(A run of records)

────────────────

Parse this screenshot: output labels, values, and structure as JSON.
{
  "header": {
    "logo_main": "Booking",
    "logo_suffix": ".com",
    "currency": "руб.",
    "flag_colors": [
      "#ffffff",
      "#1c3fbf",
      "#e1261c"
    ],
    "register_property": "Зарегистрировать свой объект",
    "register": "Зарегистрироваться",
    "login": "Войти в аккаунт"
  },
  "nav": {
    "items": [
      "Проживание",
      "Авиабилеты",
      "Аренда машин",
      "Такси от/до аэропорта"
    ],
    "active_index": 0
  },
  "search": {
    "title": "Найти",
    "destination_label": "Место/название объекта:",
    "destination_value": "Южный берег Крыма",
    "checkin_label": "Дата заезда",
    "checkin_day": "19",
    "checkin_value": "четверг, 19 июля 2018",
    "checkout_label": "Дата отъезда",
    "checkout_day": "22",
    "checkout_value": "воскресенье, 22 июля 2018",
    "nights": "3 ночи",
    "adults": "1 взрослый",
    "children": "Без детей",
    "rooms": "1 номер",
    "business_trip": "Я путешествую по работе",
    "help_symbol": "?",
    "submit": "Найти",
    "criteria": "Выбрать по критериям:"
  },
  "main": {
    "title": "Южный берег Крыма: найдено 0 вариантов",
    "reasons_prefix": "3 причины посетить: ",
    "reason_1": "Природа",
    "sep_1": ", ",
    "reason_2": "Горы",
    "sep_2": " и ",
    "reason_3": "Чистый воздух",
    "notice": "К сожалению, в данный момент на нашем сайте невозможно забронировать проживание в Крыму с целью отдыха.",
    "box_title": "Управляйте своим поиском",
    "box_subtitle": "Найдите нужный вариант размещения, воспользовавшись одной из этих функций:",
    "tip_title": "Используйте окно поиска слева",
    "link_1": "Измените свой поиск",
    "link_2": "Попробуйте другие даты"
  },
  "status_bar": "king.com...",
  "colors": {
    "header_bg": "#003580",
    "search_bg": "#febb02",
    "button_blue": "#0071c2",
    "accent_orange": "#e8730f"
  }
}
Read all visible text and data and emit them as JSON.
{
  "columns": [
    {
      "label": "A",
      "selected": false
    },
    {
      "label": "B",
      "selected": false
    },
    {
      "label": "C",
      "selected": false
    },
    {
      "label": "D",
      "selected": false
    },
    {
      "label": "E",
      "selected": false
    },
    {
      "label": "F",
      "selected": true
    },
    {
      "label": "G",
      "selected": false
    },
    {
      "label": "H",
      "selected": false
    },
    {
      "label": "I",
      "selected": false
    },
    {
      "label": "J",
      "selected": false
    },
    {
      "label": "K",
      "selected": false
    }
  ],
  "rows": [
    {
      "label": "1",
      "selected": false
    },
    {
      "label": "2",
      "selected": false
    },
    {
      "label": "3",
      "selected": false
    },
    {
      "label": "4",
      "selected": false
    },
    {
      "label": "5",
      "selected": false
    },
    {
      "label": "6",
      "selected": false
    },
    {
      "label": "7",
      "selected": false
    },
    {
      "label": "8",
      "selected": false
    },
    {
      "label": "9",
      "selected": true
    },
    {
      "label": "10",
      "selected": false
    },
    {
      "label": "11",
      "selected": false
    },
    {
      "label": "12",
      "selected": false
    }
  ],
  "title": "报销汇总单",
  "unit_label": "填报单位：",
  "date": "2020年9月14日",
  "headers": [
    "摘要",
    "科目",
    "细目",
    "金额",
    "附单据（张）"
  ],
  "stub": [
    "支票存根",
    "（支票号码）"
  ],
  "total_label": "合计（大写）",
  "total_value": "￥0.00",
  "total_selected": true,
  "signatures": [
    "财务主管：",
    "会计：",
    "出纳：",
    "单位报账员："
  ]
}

────────────────

**Exercise objective**
Copy out every line of the data above, exactly as given.

**Full answer**
Parse this screenshot: output labels, values, and structure as JSON.
{
  "header": {
    "logo_main": "Booking",
    "logo_suffix": ".com",
    "currency": "руб.",
    "flag_colors": [
      "#ffffff",
      "#1c3fbf",
      "#e1261c"
    ],
    "register_property": "Зарегистрировать свой объект",
    "register": "Зарегистрироваться",
    "login": "Войти в аккаунт"
  },
  "nav": {
    "items": [
      "Проживание",
      "Авиабилеты",
      "Аренда машин",
      "Такси от/до аэропорта"
    ],
    "active_index": 0
  },
  "search": {
    "title": "Найти",
    "destination_label": "Место/название объекта:",
    "destination_value": "Южный берег Крыма",
    "checkin_label": "Дата заезда",
    "checkin_day": "19",
    "checkin_value": "четверг, 19 июля 2018",
    "checkout_label": "Дата отъезда",
    "checkout_day": "22",
    "checkout_value": "воскресенье, 22 июля 2018",
    "nights": "3 ночи",
    "adults": "1 взрослый",
    "children": "Без детей",
    "rooms": "1 номер",
    "business_trip": "Я путешествую по работе",
    "help_symbol": "?",
    "submit": "Найти",
    "criteria": "Выбрать по критериям:"
  },
  "main": {
    "title": "Южный берег Крыма: найдено 0 вариантов",
    "reasons_prefix": "3 причины посетить: ",
    "reason_1": "Природа",
    "sep_1": ", ",
    "reason_2": "Горы",
    "sep_2": " и ",
    "reason_3": "Чистый воздух",
    "notice": "К сожалению, в данный момент на нашем сайте невозможно забронировать проживание в Крыму с целью отдыха.",
    "box_title": "Управляйте своим поиском",
    "box_subtitle": "Найдите нужный вариант размещения, воспользовавшись одной из этих функций:",
    "tip_title": "Используйте окно поиска слева",
    "link_1": "Измените свой поиск",
    "link_2": "Попробуйте другие даты"
  },
  "status_bar": "king.com...",
  "colors": {
    "header_bg": "#003580",
    "search_bg": "#febb02",
    "button_blue": "#0071c2",
    "accent_orange": "#e8730f"
  }
}
Read all visible text and data and emit them as JSON.
{
  "columns": [
    {
      "label": "A",
      "selected": false
    },
    {
      "label": "B",
      "selected": false
    },
    {
      "label": "C",
      "selected": false
    },
    {
      "label": "D",
      "selected": false
    },
    {
      "label": "E",
      "selected": false
    },
    {
      "label": "F",
      "selected": true
    },
    {
      "label": "G",
      "selected": false
    },
    {
      "label": "H",
      "selected": false
    },
    {
      "label": "I",
      "selected": false
    },
    {
      "label": "J",
      "selected": false
    },
    {
      "label": "K",
      "selected": false
    }
  ],
  "rows": [
    {
      "label": "1",
      "selected": false
    },
    {
      "label": "2",
      "selected": false
    },
    {
      "label": "3",
      "selected": false
    },
    {
      "label": "4",
      "selected": false
    },
    {
      "label": "5",
      "selected": false
    },
    {
      "label": "6",
      "selected": false
    },
    {
      "label": "7",
      "selected": false
    },
    {
      "label": "8",
      "selected": false
    },
    {
      "label": "9",
      "selected": true
    },
    {
      "label": "10",
      "selected": false
    },
    {
      "label": "11",
      "selected": false
    },
    {
      "label": "12",
      "selected": false
    }
  ],
  "title": "报销汇总单",
  "unit_label": "填报单位：",
  "date": "2020年9月14日",
  "headers": [
    "摘要",
    "科目",
    "细目",
    "金额",
    "附单据（张）"
  ],
  "stub": [
    "支票存根",
    "（支票号码）"
  ],
  "total_label": "合计（大写）",
  "total_value": "￥0.00",
  "total_selected": true,
  "signatures": [
    "财务主管：",
    "会计：",
    "出纳：",
    "单位报账员："
  ]
}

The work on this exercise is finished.